Task requirements
Reproduce the data word for word, starting at its first line and ending at the line that contains "epa-wordmark: EPA [78, 42, 187, 107]".

◆ ◆ ◆ ◆

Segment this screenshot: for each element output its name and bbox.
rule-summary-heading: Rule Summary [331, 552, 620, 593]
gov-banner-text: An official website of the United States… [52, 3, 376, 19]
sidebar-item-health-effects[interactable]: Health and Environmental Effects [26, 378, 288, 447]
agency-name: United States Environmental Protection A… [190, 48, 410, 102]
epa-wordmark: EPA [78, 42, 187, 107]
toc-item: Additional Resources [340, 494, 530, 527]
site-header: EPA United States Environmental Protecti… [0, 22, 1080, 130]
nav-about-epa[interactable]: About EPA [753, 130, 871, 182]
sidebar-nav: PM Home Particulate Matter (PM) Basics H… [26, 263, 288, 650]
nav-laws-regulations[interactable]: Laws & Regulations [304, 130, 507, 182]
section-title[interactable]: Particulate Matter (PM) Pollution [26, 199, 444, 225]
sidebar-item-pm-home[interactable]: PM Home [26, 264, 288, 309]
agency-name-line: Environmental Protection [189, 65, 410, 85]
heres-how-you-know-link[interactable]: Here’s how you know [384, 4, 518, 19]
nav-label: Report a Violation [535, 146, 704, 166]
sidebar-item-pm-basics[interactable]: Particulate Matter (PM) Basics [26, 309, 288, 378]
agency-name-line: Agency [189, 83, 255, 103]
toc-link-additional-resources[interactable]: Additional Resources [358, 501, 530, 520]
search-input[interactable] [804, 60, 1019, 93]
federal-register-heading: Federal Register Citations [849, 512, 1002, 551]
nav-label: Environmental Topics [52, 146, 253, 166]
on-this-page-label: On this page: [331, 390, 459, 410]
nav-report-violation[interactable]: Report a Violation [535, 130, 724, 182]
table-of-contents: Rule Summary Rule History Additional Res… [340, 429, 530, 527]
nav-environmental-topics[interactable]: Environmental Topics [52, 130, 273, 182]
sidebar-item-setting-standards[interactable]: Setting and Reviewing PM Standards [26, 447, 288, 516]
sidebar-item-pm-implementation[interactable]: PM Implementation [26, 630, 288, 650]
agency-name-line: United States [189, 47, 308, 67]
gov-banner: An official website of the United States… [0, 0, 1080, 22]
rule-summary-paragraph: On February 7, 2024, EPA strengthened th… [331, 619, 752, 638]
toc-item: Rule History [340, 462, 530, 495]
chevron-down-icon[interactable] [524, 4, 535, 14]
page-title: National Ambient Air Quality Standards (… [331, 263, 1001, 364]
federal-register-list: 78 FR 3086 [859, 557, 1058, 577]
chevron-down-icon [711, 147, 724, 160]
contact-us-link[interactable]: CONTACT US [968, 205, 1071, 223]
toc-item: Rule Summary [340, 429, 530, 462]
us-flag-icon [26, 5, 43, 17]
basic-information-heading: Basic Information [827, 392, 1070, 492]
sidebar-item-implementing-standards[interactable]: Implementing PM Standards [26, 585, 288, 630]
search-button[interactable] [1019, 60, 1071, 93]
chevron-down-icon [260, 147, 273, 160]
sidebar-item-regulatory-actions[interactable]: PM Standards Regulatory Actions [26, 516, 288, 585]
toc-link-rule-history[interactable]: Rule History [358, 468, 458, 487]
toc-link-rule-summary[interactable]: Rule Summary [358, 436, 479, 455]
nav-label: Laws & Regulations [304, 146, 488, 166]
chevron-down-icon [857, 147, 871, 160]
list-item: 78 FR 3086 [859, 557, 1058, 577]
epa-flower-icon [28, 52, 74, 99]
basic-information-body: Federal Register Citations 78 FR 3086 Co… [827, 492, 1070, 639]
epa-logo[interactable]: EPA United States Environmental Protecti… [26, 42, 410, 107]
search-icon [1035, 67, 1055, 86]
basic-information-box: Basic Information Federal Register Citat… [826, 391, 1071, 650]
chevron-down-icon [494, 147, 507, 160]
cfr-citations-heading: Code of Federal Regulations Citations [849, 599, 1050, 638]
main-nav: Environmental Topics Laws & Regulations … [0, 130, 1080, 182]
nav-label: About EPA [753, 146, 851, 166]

◆ ◆ ◆ ◆

Exercise solution
Segment this screenshot: for each element output its name and bbox.
rule-summary-heading: Rule Summary [331, 552, 620, 593]
gov-banner-text: An official website of the United States… [52, 3, 376, 19]
sidebar-item-health-effects[interactable]: Health and Environmental Effects [26, 378, 288, 447]
agency-name: United States Environmental Protection A… [190, 48, 410, 102]
epa-wordmark: EPA [78, 42, 187, 107]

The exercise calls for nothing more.